Misguided Optimism for Coral Reefs
Why are governments and environmentalists airbrushing the dire state of the world’s coral reefs, asks Roger Bradbury writing an op ed for the New York Times. Reality is that the world’s coral reefs — the nurseries of tropical coastal fish stocks — are zombie ecosystems, crushed under the weight of overfishing, ocean acidification and pollution.
In this hard-hitting argument, Bradbury says that “by persisting in the false belief that coral reefs have a future, we grossly misallocate the funds needed to cope with the fallout from their collapse.” He continues:
Money isn’t spent to study what to do after the reefs are gone — on what sort of ecosystems will replace coral reefs and what opportunities there will be to nudge these into providing people with food and other useful ecosystem products and services. Nor is money spent to preserve some of the genetic resources of coral reefs by transferring them into systems that are not coral reefs. And money isn’t spent to make the economic structural adjustment that communities and industries that depend on coral reefs urgently need. We have focused too much on the state of the reefs rather than the rate of the processes killing them.
2500 Year ‘Reef Hiatus’
Researchers at Florida Tech write that coral reefs might be undergoing a total collapse similar to a “reef hiatus” that began 4,000 years ago and lasted for 2,500 years.
Doctoral student Lauren Toth led the study which drove 17-foot, small-bore aluminum pipes deep into coral reefs along the Pacific coast of Panama. Extracting cross-sections from the reefs, Toth reconstructed a timeline of the reef’s history.
We were shocked to find that 2,500 years of reef growth were missing from the frameworks,” Toth said in a release. “That gap represents the collapse of reef ecosystems for 40 percent of their total history.

- _Records_
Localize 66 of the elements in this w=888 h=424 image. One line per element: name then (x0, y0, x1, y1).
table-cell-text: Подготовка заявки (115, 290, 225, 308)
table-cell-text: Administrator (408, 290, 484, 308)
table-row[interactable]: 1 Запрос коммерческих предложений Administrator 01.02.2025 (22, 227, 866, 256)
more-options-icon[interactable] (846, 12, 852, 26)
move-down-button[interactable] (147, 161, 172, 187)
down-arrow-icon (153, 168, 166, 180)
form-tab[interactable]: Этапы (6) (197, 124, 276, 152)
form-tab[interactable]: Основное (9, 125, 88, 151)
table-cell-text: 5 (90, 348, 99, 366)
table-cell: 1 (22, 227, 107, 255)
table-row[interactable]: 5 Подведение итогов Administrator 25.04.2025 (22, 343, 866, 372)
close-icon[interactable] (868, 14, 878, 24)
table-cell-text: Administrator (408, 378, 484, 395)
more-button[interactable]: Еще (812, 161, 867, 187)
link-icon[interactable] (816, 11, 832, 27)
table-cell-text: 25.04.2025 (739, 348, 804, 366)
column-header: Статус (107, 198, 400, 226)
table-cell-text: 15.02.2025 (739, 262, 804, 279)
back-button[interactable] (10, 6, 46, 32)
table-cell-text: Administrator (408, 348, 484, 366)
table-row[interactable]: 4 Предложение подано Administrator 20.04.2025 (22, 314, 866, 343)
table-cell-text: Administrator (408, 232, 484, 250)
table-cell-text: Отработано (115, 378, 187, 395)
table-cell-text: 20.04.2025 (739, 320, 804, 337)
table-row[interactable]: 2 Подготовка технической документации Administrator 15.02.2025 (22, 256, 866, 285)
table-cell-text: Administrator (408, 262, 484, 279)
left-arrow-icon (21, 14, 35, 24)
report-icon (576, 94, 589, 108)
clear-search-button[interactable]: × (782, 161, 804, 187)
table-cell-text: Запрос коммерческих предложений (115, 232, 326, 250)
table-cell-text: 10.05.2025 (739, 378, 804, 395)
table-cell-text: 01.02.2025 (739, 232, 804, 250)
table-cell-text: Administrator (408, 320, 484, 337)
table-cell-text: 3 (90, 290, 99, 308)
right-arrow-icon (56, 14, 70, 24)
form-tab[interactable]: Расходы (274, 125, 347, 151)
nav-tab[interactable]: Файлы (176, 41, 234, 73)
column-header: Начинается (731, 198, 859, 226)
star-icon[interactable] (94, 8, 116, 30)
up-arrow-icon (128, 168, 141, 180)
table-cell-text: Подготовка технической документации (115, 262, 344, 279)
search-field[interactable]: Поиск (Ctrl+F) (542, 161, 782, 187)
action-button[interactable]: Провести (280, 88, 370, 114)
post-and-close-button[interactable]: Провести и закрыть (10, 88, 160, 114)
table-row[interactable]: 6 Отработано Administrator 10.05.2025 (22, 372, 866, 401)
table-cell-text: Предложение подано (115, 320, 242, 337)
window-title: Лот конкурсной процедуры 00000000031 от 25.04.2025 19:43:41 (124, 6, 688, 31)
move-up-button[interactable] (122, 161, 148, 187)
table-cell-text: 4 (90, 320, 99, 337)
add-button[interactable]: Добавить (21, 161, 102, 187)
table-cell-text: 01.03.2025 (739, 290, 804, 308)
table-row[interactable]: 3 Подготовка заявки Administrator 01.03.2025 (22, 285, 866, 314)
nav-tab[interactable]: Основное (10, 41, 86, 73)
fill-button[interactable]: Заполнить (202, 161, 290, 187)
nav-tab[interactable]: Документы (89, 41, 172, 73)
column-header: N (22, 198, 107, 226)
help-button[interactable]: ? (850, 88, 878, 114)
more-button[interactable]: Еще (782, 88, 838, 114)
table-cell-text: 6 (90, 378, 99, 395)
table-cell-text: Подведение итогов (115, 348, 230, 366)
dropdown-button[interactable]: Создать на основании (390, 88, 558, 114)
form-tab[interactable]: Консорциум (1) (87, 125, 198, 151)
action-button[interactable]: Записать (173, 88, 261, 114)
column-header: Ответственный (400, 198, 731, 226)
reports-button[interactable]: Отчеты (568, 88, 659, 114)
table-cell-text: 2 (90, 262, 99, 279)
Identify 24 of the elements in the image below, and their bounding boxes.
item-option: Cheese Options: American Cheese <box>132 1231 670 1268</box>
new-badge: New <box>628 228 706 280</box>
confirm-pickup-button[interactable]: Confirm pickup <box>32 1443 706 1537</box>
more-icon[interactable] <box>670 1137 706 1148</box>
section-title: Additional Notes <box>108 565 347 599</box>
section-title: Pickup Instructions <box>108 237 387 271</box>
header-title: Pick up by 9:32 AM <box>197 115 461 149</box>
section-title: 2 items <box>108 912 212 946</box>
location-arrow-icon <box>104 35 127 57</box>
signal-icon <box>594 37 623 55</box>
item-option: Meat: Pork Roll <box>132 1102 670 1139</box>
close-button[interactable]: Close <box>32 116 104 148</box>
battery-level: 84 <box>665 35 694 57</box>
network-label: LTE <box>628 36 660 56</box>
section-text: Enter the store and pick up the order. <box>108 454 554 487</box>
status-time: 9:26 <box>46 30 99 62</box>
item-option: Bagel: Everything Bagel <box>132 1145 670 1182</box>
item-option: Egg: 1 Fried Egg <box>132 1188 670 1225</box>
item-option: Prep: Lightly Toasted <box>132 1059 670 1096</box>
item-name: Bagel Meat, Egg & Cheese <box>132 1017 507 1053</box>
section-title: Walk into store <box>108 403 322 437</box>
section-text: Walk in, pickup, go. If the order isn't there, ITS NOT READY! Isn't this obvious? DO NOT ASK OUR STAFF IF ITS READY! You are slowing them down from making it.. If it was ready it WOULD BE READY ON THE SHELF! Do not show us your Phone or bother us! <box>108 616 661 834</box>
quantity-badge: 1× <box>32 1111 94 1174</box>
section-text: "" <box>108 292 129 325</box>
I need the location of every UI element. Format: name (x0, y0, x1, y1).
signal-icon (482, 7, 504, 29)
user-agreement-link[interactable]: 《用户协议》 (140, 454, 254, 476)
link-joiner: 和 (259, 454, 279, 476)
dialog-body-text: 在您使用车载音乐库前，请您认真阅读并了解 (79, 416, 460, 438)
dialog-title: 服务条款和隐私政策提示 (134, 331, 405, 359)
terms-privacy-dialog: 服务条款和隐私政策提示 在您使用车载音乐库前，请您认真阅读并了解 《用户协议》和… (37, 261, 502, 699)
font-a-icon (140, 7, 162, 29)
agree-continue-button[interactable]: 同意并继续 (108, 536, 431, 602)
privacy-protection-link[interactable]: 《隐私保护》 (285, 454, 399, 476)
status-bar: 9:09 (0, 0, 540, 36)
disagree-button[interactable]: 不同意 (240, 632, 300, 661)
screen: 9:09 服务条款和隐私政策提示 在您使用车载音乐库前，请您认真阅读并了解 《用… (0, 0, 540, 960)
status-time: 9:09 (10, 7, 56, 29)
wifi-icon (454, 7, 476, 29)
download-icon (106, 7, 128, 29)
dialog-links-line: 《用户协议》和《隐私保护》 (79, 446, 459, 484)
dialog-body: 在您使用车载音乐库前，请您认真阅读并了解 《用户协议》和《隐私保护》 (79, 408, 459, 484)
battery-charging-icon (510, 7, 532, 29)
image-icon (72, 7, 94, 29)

- _What the exercise asks_
Print the part of the coral reef article above that starts at the words "We were shocked" and stops after "their total history.", copying it word for word.

- _Written response_
We were shocked to find that 2,500 years of reef growth were missing from the frameworks,” Toth said in a release. “That gap represents the collapse of reef ecosystems for 40 percent of their total history.